— The exercise —
Copy every line of the entries that includes the word "JSON".

— Provided records —
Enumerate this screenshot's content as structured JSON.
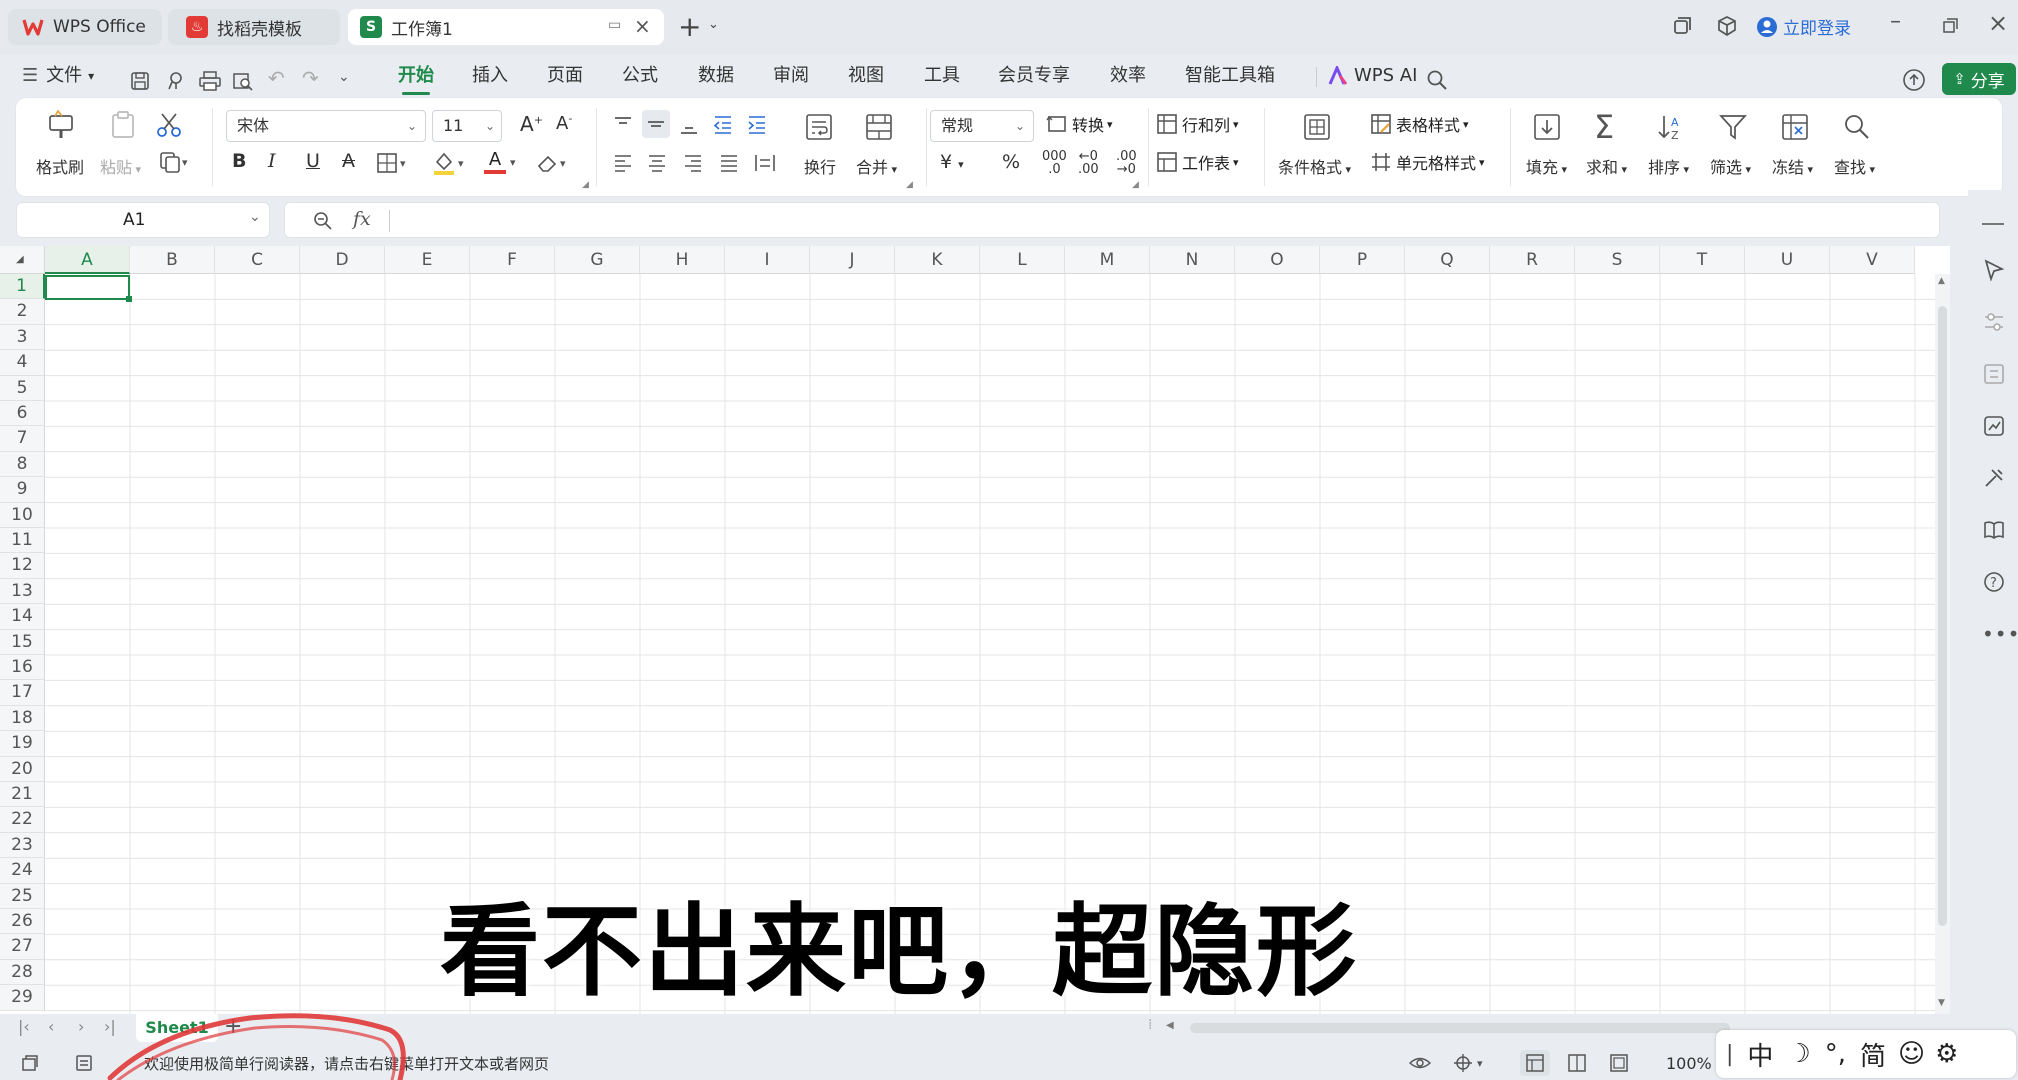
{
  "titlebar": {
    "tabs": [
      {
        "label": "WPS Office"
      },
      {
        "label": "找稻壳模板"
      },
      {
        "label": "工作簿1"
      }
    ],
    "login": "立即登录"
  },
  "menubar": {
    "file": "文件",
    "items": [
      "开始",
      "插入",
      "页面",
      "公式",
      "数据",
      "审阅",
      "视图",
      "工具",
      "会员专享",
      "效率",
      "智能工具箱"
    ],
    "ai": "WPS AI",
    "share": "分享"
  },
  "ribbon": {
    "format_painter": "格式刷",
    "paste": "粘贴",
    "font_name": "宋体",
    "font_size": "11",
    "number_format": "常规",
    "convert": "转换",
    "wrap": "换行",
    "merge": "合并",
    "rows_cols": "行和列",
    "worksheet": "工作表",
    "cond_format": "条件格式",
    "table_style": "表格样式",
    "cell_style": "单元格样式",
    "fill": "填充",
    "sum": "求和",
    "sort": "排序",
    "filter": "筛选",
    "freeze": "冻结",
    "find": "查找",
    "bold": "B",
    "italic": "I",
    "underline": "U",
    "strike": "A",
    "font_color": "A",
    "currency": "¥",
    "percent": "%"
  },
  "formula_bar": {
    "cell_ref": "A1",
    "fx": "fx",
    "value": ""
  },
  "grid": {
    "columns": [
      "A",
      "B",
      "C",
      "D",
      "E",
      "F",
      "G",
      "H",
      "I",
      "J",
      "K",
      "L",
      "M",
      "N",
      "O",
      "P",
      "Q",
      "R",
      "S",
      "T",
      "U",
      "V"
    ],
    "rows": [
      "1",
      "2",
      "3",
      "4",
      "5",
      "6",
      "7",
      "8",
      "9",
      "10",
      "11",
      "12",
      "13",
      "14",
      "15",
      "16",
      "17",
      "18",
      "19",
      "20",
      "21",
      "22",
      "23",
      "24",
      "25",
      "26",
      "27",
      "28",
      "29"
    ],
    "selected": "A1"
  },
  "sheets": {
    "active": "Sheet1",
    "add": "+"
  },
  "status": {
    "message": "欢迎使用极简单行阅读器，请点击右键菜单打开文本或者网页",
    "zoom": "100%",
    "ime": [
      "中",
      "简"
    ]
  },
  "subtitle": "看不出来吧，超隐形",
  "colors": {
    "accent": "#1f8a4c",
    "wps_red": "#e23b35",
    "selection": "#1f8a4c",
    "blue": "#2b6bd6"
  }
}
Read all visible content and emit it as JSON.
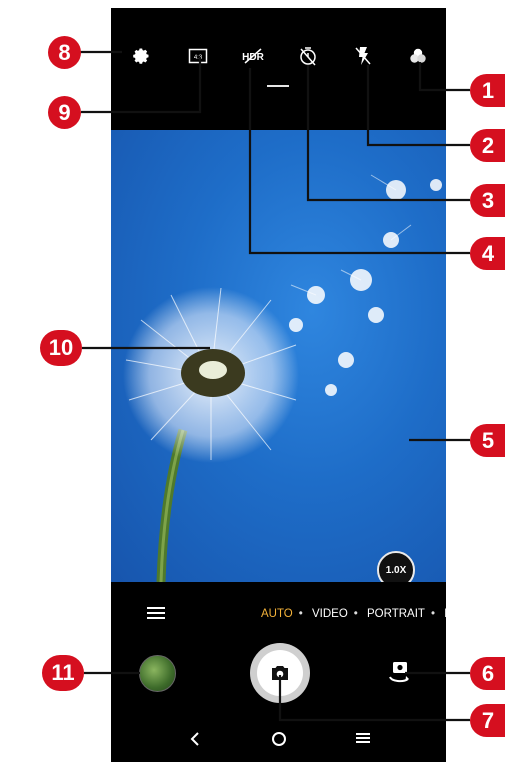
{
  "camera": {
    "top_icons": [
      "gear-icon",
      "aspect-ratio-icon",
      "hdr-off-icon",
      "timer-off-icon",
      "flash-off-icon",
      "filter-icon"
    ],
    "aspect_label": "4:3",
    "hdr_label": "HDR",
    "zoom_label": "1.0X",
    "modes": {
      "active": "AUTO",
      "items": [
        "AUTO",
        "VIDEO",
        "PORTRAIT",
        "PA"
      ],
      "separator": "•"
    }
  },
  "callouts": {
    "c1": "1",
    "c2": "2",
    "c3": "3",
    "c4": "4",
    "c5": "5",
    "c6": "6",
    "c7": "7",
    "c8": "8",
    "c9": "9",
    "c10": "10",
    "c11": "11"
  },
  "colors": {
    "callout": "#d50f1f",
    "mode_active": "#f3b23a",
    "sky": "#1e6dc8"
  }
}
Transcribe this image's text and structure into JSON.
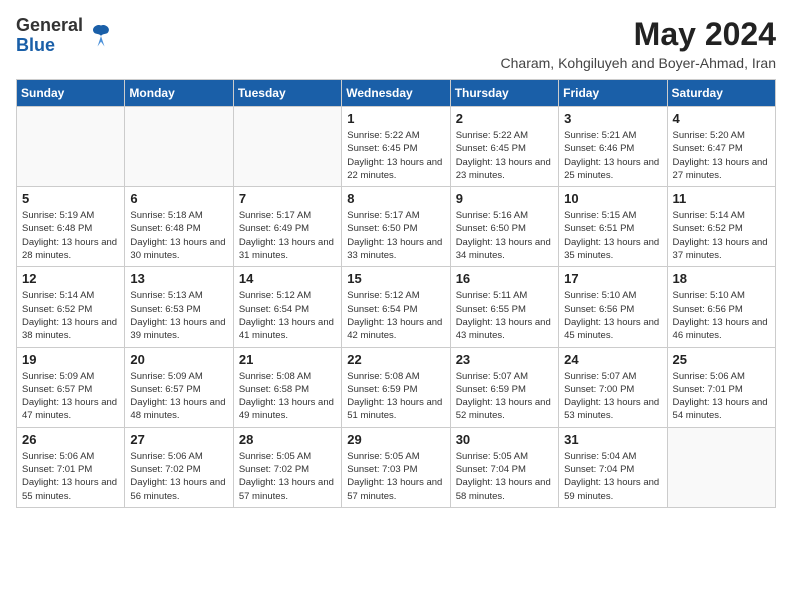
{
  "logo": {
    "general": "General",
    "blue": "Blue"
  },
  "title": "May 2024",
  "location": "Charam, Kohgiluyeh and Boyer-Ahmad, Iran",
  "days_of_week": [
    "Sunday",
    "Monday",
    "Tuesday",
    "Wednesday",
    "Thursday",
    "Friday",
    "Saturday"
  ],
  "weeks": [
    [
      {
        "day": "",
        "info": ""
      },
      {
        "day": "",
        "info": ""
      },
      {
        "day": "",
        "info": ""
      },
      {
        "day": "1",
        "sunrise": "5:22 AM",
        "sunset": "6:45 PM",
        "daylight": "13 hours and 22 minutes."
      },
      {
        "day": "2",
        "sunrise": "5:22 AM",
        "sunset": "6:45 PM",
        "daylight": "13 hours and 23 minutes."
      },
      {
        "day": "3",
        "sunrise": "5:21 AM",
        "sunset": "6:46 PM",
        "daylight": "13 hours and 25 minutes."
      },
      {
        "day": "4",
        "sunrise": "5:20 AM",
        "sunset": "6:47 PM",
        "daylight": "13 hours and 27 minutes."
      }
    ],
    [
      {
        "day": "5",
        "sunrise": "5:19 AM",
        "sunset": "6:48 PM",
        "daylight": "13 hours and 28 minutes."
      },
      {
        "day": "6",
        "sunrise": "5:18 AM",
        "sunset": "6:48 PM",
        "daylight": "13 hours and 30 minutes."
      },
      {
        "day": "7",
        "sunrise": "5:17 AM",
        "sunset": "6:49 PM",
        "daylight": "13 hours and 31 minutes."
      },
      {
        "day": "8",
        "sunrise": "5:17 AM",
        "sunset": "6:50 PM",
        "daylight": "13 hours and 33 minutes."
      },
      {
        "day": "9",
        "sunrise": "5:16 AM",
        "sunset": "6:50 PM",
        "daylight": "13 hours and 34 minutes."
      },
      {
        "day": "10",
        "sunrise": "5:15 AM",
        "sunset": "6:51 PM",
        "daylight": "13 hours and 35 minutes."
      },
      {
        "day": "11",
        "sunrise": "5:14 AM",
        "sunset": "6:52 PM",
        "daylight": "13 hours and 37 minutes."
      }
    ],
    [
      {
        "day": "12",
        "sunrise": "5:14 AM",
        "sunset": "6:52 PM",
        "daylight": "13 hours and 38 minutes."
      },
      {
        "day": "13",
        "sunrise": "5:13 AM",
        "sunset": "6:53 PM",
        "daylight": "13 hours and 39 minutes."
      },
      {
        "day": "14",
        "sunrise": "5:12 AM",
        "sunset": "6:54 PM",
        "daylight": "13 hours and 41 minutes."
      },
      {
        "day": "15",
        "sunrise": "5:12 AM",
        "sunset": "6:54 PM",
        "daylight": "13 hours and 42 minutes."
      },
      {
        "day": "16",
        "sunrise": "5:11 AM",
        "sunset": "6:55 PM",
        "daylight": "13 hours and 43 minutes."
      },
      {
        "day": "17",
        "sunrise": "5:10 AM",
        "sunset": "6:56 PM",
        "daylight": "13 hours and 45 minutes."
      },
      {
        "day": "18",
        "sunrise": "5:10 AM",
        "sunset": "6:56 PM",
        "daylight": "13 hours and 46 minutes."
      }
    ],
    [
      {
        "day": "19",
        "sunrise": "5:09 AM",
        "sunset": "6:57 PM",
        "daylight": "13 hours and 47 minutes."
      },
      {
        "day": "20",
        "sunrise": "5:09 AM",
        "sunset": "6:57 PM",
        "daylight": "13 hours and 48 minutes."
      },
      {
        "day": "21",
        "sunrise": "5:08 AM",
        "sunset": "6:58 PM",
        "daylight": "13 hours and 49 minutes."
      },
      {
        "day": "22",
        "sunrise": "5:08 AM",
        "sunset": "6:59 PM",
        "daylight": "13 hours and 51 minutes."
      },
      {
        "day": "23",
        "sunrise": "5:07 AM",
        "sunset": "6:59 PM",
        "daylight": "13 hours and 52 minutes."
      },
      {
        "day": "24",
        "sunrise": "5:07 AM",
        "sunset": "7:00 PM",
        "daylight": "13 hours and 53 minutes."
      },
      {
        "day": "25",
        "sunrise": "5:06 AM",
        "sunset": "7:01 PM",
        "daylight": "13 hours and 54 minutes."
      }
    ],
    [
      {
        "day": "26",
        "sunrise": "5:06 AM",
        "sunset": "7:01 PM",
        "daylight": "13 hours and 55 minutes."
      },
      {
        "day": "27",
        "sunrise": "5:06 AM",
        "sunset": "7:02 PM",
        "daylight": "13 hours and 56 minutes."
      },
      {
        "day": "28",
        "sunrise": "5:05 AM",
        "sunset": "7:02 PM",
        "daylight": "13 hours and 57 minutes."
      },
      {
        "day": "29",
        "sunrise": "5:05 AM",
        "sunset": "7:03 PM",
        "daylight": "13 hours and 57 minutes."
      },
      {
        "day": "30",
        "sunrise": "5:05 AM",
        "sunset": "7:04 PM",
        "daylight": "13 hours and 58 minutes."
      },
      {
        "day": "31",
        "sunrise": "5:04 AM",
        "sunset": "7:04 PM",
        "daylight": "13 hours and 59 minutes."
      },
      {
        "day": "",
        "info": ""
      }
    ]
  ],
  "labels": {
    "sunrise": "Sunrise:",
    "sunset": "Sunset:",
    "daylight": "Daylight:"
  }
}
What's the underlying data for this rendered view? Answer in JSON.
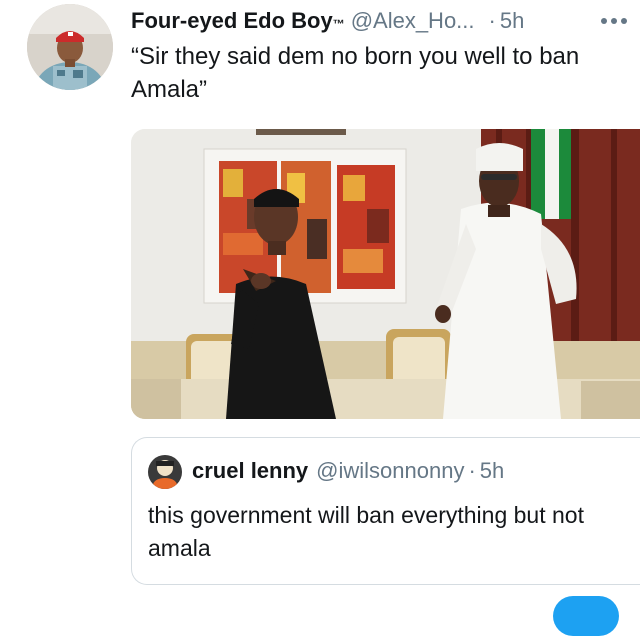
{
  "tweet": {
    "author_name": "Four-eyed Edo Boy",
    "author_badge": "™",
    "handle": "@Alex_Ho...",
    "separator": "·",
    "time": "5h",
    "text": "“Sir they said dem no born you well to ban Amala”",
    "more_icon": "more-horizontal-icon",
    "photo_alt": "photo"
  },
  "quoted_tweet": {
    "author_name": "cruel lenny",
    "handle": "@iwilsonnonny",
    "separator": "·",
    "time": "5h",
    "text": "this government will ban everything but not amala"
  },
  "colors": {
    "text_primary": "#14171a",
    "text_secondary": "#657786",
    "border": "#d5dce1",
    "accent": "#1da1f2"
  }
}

— Task output —
Enumerate this screenshot's content as structured JSON.
Read all visible content and emit it as JSON.
Transcribe this image's text and structure into JSON.
What's the underlying data for this rendered view? Answer in JSON.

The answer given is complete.